▸ **PROBLEM DESCRIPTION**
Please count the lines in the data below that contain the string "black", and give only that number.

▸ **ENTRIES SHOWN**
************

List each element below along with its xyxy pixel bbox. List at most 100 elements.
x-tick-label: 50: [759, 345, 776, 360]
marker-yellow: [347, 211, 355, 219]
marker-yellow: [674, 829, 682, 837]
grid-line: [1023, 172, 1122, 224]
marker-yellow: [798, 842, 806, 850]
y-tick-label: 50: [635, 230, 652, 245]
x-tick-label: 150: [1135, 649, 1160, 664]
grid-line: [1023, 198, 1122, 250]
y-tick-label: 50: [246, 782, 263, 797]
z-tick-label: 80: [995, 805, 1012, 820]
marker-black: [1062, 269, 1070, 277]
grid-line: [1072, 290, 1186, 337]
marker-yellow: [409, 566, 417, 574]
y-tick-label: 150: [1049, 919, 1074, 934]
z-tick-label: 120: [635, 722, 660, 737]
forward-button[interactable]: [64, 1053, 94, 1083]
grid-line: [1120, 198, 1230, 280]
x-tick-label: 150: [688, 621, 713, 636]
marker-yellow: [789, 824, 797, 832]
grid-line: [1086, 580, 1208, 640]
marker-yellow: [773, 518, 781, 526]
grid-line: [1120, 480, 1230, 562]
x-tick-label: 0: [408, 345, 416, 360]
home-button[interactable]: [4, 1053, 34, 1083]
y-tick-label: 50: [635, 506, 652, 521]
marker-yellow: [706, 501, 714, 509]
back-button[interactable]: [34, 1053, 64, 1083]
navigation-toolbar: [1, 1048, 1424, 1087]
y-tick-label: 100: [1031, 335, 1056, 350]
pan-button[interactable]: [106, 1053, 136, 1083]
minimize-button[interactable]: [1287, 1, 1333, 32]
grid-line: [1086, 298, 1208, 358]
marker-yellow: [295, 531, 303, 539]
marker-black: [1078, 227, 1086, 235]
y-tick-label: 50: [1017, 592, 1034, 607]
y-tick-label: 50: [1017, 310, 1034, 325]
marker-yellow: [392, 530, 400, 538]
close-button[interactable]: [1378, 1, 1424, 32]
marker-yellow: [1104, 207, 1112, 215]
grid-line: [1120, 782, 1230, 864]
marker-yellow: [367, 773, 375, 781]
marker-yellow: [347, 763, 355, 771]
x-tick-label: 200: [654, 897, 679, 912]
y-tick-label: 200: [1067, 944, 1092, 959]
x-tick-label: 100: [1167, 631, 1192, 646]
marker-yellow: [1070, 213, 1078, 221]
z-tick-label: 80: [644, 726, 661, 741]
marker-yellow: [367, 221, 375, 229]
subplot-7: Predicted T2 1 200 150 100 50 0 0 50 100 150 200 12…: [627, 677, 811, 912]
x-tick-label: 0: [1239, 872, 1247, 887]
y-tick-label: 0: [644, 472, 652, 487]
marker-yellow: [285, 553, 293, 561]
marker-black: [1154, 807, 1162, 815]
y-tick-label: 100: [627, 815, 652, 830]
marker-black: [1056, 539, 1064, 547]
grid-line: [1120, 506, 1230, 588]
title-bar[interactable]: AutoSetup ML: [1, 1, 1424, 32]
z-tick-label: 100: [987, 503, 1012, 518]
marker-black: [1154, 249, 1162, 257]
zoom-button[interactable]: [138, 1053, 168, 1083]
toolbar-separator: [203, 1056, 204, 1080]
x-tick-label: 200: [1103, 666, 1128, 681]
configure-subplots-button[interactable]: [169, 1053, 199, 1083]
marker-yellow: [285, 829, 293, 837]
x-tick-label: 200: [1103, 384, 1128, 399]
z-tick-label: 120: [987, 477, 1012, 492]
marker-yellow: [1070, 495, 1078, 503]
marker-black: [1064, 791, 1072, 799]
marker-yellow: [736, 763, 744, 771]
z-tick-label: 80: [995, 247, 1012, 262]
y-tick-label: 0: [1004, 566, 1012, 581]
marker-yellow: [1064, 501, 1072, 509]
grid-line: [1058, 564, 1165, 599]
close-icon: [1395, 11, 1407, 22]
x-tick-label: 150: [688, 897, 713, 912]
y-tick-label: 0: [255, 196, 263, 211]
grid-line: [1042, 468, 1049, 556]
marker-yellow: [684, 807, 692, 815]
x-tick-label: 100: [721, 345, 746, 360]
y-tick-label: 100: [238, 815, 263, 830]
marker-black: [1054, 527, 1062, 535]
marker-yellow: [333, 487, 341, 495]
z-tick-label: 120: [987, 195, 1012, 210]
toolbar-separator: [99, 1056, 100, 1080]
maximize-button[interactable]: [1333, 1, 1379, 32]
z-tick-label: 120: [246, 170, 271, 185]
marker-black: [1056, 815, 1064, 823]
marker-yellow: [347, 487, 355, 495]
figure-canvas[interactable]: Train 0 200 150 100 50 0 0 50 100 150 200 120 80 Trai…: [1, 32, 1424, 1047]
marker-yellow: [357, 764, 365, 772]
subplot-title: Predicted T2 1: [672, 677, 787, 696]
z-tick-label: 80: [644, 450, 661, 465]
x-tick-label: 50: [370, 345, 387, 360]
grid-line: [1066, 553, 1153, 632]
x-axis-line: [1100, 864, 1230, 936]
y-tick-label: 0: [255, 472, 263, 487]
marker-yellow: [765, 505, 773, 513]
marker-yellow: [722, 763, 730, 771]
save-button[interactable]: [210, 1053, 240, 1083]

************

▸ **WRITTEN ANSWER**
8